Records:

________

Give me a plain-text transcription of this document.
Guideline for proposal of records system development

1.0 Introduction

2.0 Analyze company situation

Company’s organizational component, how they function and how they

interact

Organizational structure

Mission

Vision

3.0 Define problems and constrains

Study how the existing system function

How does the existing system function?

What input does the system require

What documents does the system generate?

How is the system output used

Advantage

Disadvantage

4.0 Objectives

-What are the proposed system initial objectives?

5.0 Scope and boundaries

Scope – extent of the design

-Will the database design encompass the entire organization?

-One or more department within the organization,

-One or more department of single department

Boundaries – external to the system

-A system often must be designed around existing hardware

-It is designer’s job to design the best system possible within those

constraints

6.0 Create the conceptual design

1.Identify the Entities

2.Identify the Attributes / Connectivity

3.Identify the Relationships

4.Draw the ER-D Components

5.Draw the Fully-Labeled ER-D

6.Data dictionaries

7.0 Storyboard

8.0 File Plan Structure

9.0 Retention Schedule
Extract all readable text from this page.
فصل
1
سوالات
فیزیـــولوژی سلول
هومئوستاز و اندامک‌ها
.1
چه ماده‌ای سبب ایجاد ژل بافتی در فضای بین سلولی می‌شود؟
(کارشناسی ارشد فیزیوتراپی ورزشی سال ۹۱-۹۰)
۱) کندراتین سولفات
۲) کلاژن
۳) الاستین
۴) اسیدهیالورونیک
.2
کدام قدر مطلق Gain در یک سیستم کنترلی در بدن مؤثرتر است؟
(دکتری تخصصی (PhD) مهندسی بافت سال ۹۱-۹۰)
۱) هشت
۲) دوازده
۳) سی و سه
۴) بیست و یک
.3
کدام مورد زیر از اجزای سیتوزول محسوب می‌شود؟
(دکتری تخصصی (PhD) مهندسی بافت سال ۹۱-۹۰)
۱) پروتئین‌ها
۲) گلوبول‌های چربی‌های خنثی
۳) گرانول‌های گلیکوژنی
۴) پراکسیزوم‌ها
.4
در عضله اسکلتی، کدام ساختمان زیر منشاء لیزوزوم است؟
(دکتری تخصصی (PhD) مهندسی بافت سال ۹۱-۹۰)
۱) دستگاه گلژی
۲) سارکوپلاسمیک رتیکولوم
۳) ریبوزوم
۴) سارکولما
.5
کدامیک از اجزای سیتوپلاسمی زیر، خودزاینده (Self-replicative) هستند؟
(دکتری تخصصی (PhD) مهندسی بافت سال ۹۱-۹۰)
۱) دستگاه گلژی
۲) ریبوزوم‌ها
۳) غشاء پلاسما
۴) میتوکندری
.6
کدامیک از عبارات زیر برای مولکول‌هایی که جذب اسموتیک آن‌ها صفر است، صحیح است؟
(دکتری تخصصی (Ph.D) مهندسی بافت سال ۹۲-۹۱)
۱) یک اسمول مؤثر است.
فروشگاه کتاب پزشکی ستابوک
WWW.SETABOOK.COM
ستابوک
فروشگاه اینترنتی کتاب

________

§ Your goal: Restate the whole listing exactly, leaving out nothing.

§ Answer to this exercise:
Give me a plain-text transcription of this document.
Guideline for proposal of records system development

1.0 Introduction

2.0 Analyze company situation

Company’s organizational component, how they function and how they

interact

Organizational structure

Mission

Vision

3.0 Define problems and constrains

Study how the existing system function

How does the existing system function?

What input does the system require

What documents does the system generate?

How is the system output used

Advantage

Disadvantage

4.0 Objectives

-What are the proposed system initial objectives?

5.0 Scope and boundaries

Scope – extent of the design

-Will the database design encompass the entire organization?

-One or more department within the organization,

-One or more department of single department

Boundaries – external to the system

-A system often must be designed around existing hardware

-It is designer’s job to design the best system possible within those

constraints

6.0 Create the conceptual design

1.Identify the Entities

2.Identify the Attributes / Connectivity

3.Identify the Relationships

4.Draw the ER-D Components

5.Draw the Fully-Labeled ER-D

6.Data dictionaries

7.0 Storyboard

8.0 File Plan Structure

9.0 Retention Schedule
Extract all readable text from this page.
فصل
1
سوالات
فیزیـــولوژی سلول
هومئوستاز و اندامک‌ها
.1
چه ماده‌ای سبب ایجاد ژل بافتی در فضای بین سلولی می‌شود؟
(کارشناسی ارشد فیزیوتراپی ورزشی سال ۹۱-۹۰)
۱) کندراتین سولفات
۲) کلاژن
۳) الاستین
۴) اسیدهیالورونیک
.2
کدام قدر مطلق Gain در یک سیستم کنترلی در بدن مؤثرتر است؟
(دکتری تخصصی (PhD) مهندسی بافت سال ۹۱-۹۰)
۱) هشت
۲) دوازده
۳) سی و سه
۴) بیست و یک
.3
کدام مورد زیر از اجزای سیتوزول محسوب می‌شود؟
(دکتری تخصصی (PhD) مهندسی بافت سال ۹۱-۹۰)
۱) پروتئین‌ها
۲) گلوبول‌های چربی‌های خنثی
۳) گرانول‌های گلیکوژنی
۴) پراکسیزوم‌ها
.4
در عضله اسکلتی، کدام ساختمان زیر منشاء لیزوزوم است؟
(دکتری تخصصی (PhD) مهندسی بافت سال ۹۱-۹۰)
۱) دستگاه گلژی
۲) سارکوپلاسمیک رتیکولوم
۳) ریبوزوم
۴) سارکولما
.5
کدامیک از اجزای سیتوپلاسمی زیر، خودزاینده (Self-replicative) هستند؟
(دکتری تخصصی (PhD) مهندسی بافت سال ۹۱-۹۰)
۱) دستگاه گلژی
۲) ریبوزوم‌ها
۳) غشاء پلاسما
۴) میتوکندری
.6
کدامیک از عبارات زیر برای مولکول‌هایی که جذب اسموتیک آن‌ها صفر است، صحیح است؟
(دکتری تخصصی (Ph.D) مهندسی بافت سال ۹۲-۹۱)
۱) یک اسمول مؤثر است.
فروشگاه کتاب پزشکی ستابوک
WWW.SETABOOK.COM
ستابوک
فروشگاه اینترنتی کتاب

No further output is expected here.